» **RECORDS FOR THIS TASK**:
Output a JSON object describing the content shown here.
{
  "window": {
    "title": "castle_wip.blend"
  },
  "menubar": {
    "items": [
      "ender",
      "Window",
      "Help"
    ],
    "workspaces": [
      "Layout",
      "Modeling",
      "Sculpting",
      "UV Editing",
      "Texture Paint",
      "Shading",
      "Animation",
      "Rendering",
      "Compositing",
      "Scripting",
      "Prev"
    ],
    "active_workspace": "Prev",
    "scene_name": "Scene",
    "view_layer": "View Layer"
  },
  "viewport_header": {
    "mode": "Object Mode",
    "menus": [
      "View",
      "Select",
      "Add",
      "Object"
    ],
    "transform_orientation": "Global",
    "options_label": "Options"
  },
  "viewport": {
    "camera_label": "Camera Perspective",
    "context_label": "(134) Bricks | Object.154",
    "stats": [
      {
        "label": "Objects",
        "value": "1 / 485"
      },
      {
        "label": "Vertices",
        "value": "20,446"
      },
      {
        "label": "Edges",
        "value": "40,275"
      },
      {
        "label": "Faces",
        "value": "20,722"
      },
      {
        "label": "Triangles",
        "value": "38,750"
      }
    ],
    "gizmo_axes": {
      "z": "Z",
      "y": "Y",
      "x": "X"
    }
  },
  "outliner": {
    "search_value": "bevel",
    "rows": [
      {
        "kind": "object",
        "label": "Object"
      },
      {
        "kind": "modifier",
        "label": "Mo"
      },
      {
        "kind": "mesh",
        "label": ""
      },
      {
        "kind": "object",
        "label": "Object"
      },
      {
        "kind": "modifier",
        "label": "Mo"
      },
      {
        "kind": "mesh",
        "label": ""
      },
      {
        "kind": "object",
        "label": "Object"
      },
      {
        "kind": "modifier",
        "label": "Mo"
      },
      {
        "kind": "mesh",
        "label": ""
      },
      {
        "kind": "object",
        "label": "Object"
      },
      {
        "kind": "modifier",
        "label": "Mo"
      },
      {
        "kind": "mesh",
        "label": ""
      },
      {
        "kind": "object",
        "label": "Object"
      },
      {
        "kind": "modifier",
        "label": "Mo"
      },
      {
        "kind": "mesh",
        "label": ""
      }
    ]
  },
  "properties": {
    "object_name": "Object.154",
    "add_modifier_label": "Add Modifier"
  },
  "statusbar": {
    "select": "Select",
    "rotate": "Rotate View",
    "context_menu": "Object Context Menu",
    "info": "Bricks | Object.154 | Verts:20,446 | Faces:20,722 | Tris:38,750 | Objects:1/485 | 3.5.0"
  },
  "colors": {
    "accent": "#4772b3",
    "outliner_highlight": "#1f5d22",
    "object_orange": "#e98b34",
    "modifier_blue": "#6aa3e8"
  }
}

» **STATED PROBLEM**: Return each entry from above without altering a single character.

» **WORKED ANSWER**:
Output a JSON object describing the content shown here.
{
  "window": {
    "title": "castle_wip.blend"
  },
  "menubar": {
    "items": [
      "ender",
      "Window",
      "Help"
    ],
    "workspaces": [
      "Layout",
      "Modeling",
      "Sculpting",
      "UV Editing",
      "Texture Paint",
      "Shading",
      "Animation",
      "Rendering",
      "Compositing",
      "Scripting",
      "Prev"
    ],
    "active_workspace": "Prev",
    "scene_name": "Scene",
    "view_layer": "View Layer"
  },
  "viewport_header": {
    "mode": "Object Mode",
    "menus": [
      "View",
      "Select",
      "Add",
      "Object"
    ],
    "transform_orientation": "Global",
    "options_label": "Options"
  },
  "viewport": {
    "camera_label": "Camera Perspective",
    "context_label": "(134) Bricks | Object.154",
    "stats": [
      {
        "label": "Objects",
        "value": "1 / 485"
      },
      {
        "label": "Vertices",
        "value": "20,446"
      },
      {
        "label": "Edges",
        "value": "40,275"
      },
      {
        "label": "Faces",
        "value": "20,722"
      },
      {
        "label": "Triangles",
        "value": "38,750"
      }
    ],
    "gizmo_axes": {
      "z": "Z",
      "y": "Y",
      "x": "X"
    }
  },
  "outliner": {
    "search_value": "bevel",
    "rows": [
      {
        "kind": "object",
        "label": "Object"
      },
      {
        "kind": "modifier",
        "label": "Mo"
      },
      {
        "kind": "mesh",
        "label": ""
      },
      {
        "kind": "object",
        "label": "Object"
      },
      {
        "kind": "modifier",
        "label": "Mo"
      },
      {
        "kind": "mesh",
        "label": ""
      },
      {
        "kind": "object",
        "label": "Object"
      },
      {
        "kind": "modifier",
        "label": "Mo"
      },
      {
        "kind": "mesh",
        "label": ""
      },
      {
        "kind": "object",
        "label": "Object"
      },
      {
        "kind": "modifier",
        "label": "Mo"
      },
      {
        "kind": "mesh",
        "label": ""
      },
      {
        "kind": "object",
        "label": "Object"
      },
      {
        "kind": "modifier",
        "label": "Mo"
      },
      {
        "kind": "mesh",
        "label": ""
      }
    ]
  },
  "properties": {
    "object_name": "Object.154",
    "add_modifier_label": "Add Modifier"
  },
  "statusbar": {
    "select": "Select",
    "rotate": "Rotate View",
    "context_menu": "Object Context Menu",
    "info": "Bricks | Object.154 | Verts:20,446 | Faces:20,722 | Tris:38,750 | Objects:1/485 | 3.5.0"
  },
  "colors": {
    "accent": "#4772b3",
    "outliner_highlight": "#1f5d22",
    "object_orange": "#e98b34",
    "modifier_blue": "#6aa3e8"
  }
}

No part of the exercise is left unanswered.